**** Excerpted data ****
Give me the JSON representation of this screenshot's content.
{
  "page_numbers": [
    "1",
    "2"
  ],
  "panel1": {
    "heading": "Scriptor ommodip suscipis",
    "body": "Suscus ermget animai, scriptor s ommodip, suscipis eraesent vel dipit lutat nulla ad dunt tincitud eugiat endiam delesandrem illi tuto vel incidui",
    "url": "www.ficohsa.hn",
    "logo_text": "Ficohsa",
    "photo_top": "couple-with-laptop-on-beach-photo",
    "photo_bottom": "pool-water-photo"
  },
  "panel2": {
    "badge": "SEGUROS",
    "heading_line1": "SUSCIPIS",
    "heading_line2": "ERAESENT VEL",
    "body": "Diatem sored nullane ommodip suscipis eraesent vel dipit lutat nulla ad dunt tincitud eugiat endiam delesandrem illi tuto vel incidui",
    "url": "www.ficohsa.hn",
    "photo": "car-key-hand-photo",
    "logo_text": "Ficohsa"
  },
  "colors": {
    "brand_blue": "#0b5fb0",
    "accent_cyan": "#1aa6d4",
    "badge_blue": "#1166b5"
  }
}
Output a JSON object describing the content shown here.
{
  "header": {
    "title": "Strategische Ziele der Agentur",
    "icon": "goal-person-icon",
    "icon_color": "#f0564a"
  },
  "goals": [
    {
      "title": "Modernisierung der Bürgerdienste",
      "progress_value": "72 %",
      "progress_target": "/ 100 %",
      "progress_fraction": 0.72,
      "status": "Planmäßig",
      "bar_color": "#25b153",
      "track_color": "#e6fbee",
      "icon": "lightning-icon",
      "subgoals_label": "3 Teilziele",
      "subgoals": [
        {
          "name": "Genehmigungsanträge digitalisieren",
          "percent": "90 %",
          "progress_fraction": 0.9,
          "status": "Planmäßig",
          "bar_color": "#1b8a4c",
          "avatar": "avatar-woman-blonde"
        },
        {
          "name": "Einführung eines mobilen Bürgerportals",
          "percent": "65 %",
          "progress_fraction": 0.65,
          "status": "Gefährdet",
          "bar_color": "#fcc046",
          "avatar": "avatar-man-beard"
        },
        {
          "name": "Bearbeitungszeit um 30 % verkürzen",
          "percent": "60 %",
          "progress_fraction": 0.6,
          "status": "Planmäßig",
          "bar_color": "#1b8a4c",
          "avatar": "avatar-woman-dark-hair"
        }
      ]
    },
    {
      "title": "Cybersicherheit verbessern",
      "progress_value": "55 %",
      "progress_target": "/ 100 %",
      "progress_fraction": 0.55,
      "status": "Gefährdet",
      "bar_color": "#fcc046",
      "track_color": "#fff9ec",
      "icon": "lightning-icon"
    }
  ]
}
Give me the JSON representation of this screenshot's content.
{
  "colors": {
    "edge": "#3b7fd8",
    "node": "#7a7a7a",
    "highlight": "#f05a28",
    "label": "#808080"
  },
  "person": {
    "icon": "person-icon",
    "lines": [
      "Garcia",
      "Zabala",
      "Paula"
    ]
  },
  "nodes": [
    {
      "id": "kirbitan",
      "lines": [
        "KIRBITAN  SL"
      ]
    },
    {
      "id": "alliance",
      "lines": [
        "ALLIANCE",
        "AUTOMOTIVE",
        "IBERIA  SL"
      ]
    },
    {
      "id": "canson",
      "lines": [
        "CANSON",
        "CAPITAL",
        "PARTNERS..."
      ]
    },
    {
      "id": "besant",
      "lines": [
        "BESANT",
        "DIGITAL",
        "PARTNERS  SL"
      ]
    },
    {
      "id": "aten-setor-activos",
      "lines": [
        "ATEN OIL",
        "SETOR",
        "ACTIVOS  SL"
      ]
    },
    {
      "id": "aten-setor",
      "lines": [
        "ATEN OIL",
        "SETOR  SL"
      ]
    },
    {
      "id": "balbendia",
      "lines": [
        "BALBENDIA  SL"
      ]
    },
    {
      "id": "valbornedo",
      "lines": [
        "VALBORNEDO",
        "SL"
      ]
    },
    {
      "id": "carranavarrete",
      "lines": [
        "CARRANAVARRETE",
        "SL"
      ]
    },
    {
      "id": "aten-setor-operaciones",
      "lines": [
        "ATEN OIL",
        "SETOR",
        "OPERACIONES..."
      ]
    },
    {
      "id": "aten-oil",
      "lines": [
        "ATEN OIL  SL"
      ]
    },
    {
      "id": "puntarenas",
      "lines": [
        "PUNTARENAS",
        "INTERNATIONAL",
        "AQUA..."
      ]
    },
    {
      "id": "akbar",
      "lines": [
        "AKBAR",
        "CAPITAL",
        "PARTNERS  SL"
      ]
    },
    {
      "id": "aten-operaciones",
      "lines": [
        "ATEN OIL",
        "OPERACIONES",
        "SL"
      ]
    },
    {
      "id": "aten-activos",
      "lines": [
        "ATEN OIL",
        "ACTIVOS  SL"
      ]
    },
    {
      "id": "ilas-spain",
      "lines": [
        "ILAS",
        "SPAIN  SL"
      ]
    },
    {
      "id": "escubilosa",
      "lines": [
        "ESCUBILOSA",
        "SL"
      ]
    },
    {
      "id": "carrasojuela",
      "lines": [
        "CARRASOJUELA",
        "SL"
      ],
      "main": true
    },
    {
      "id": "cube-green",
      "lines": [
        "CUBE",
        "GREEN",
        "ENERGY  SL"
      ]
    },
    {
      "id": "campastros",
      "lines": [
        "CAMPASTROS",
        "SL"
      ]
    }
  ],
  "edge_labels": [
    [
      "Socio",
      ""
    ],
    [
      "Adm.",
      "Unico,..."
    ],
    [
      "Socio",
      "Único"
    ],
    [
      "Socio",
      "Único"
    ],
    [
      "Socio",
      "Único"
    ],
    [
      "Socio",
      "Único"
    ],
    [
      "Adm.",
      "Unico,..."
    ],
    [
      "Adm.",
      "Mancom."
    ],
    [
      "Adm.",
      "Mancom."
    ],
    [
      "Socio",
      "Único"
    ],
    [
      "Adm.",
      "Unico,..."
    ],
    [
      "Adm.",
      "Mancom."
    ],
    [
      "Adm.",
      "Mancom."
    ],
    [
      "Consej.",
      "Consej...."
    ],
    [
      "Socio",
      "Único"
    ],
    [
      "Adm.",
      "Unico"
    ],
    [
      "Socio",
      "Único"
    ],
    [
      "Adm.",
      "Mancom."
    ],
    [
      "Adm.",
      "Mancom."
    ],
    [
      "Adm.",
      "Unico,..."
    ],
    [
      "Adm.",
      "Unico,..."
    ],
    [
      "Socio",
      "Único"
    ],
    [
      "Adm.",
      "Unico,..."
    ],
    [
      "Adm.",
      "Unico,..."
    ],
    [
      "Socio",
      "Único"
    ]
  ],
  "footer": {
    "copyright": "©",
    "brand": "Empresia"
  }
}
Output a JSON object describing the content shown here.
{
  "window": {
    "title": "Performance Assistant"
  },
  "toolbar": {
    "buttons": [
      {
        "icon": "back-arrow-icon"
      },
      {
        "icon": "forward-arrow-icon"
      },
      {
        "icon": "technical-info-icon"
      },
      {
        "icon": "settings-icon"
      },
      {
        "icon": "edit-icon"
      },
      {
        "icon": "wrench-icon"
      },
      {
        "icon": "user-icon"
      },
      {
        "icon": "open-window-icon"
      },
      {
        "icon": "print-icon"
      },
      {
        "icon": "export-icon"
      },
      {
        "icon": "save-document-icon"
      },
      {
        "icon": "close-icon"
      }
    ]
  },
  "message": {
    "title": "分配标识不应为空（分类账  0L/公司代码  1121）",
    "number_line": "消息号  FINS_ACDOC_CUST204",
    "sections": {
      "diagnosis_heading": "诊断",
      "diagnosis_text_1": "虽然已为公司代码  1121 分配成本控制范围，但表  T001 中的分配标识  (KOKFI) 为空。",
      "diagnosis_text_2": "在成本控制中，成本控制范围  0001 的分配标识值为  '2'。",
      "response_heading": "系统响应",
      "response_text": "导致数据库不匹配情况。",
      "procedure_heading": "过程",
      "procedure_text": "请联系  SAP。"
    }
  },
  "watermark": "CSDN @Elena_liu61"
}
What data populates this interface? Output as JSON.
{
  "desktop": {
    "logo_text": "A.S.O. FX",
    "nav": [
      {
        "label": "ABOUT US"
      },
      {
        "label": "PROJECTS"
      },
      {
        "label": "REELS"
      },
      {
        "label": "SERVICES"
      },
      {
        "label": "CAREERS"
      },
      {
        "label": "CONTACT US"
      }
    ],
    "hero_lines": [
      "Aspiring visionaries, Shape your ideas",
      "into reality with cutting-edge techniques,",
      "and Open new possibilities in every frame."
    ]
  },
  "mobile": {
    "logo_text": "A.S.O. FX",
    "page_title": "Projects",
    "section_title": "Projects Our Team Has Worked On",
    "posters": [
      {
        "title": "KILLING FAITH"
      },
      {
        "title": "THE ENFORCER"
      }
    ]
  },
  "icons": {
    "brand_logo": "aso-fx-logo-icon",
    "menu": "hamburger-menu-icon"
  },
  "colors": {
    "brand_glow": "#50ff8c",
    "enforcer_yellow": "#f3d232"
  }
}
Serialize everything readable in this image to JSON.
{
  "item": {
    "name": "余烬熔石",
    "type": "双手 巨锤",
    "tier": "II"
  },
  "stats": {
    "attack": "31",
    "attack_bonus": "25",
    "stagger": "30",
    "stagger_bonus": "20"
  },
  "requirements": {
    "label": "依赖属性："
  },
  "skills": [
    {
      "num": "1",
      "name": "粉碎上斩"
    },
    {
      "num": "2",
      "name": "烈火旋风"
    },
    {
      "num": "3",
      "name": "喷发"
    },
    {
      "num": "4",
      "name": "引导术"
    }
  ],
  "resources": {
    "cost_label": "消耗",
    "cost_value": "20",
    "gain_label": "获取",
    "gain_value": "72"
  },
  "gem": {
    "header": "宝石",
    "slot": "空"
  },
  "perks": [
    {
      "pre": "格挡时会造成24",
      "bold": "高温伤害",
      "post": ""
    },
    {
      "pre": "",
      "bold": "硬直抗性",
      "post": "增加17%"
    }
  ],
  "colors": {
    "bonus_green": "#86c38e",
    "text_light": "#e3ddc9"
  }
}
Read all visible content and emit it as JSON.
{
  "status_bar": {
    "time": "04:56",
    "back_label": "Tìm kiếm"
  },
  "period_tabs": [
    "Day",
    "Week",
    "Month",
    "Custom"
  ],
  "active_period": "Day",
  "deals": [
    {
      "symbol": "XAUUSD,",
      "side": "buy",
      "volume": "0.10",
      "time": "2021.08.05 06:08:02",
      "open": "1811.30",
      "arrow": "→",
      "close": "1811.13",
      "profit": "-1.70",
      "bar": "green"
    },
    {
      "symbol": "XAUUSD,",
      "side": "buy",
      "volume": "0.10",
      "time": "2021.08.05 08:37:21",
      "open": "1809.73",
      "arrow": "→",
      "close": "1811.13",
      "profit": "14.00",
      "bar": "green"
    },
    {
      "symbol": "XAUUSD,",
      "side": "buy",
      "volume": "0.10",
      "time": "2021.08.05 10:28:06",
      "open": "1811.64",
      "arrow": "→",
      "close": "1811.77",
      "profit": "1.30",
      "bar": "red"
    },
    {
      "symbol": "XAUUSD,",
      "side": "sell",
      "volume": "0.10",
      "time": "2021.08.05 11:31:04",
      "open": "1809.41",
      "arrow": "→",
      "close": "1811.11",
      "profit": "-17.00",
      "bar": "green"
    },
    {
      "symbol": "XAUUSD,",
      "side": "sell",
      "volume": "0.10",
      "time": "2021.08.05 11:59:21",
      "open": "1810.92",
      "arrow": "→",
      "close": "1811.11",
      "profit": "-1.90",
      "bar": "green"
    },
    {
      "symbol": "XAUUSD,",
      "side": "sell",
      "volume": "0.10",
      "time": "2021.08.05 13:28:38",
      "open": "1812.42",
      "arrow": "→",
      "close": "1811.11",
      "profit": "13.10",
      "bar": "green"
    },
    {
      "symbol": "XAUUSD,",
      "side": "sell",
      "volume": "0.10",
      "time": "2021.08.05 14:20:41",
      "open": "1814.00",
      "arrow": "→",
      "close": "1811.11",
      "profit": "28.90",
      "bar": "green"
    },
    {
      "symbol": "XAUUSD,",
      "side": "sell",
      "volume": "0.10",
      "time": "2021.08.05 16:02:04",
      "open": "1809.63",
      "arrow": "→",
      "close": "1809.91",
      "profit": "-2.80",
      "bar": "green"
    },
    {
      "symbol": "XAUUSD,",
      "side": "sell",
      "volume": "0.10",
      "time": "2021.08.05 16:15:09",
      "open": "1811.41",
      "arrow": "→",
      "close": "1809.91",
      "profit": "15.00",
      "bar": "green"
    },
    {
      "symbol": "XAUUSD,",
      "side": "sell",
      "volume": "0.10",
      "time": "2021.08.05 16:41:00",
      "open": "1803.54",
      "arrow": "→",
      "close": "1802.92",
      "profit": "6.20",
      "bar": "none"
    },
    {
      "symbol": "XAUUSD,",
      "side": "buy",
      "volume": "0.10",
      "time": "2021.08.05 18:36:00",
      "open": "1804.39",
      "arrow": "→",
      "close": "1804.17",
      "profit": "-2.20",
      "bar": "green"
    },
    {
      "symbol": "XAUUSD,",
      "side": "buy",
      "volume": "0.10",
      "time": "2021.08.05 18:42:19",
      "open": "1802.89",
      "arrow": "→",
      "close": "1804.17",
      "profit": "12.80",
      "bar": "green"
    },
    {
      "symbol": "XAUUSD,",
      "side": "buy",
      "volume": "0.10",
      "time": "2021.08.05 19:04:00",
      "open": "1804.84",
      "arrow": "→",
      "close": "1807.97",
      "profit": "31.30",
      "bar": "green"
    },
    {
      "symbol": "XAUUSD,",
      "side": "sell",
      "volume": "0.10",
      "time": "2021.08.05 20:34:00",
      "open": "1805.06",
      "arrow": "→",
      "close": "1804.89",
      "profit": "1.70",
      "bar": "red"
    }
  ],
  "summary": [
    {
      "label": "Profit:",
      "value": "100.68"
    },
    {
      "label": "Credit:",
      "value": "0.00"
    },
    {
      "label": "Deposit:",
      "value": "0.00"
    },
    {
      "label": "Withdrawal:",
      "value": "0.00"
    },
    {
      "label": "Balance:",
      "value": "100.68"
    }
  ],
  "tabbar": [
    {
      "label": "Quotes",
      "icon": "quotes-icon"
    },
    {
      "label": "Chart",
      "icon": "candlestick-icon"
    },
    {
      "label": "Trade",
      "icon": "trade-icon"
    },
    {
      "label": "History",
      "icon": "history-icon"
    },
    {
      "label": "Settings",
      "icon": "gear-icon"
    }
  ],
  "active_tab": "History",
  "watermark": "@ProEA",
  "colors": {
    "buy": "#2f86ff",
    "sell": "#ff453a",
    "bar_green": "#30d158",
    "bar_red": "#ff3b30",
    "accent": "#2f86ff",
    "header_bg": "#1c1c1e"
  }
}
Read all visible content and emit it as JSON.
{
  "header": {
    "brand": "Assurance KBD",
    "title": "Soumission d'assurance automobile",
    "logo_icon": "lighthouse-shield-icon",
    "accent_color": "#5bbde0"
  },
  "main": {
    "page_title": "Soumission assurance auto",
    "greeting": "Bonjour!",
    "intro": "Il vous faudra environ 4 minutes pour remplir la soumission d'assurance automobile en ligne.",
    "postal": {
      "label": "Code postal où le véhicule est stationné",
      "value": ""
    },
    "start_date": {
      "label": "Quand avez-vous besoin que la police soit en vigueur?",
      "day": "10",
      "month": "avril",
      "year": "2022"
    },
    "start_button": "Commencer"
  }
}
****
Problem statement
Identify all lines in the records above with the word "name".

Result of this task
          "name": "Genehmigungsanträge digitalisieren",
          "name": "Einführung eines mobilen Bürgerportals",
          "name": "Bearbeitungszeit um 30 % verkürzen",
    "name": "余烬熔石",
      "name": "粉碎上斩"
      "name": "烈火旋风"
      "name": "喷发"
      "name": "引导术"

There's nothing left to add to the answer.